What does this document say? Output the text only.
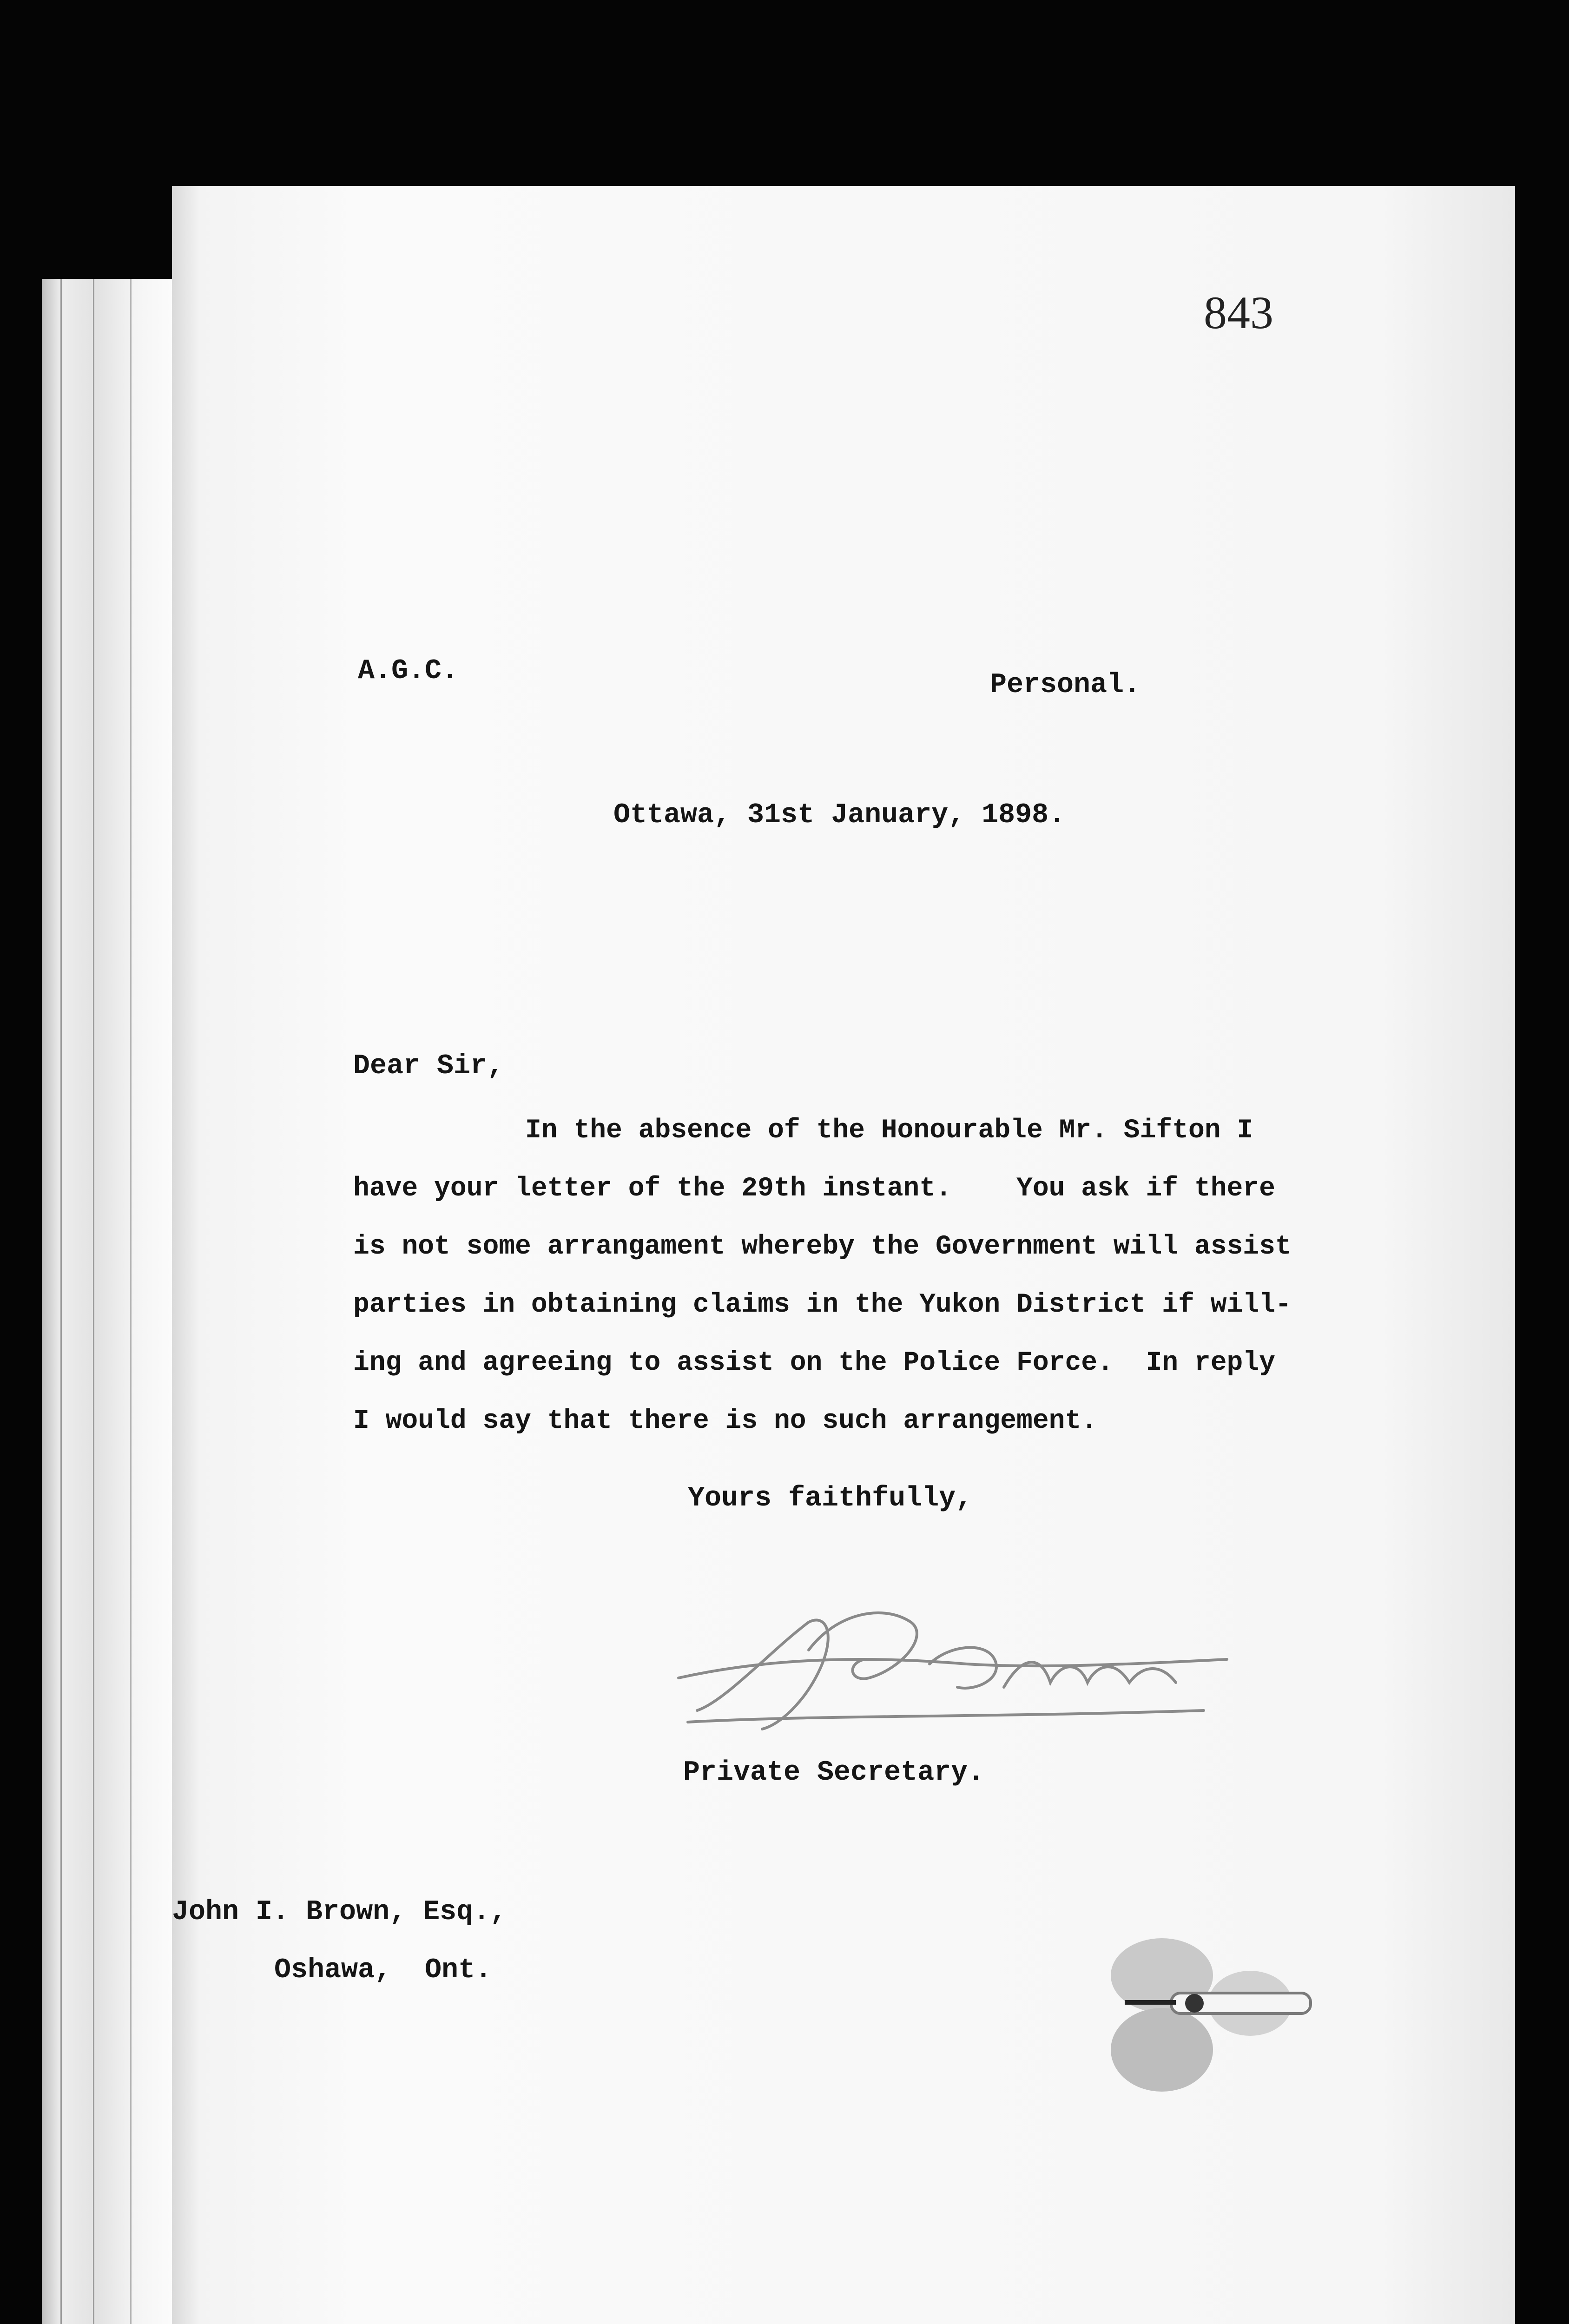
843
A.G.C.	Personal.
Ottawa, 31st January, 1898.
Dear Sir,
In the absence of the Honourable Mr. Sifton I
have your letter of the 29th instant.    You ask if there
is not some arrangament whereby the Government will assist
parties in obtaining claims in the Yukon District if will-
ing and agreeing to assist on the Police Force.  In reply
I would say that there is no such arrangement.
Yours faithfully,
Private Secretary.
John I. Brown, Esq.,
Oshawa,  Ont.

********

**Exercise prompt**. Copy each line in full and exactly, omitting any picture.

**The answer**.
What does this document say? Output the text only.
843
A.G.C.	Personal.
Ottawa, 31st January, 1898.
Dear Sir,
In the absence of the Honourable Mr. Sifton I
have your letter of the 29th instant.    You ask if there
is not some arrangament whereby the Government will assist
parties in obtaining claims in the Yukon District if will-
ing and agreeing to assist on the Police Force.  In reply
I would say that there is no such arrangement.
Yours faithfully,
Private Secretary.
John I. Brown, Esq.,
Oshawa,  Ont.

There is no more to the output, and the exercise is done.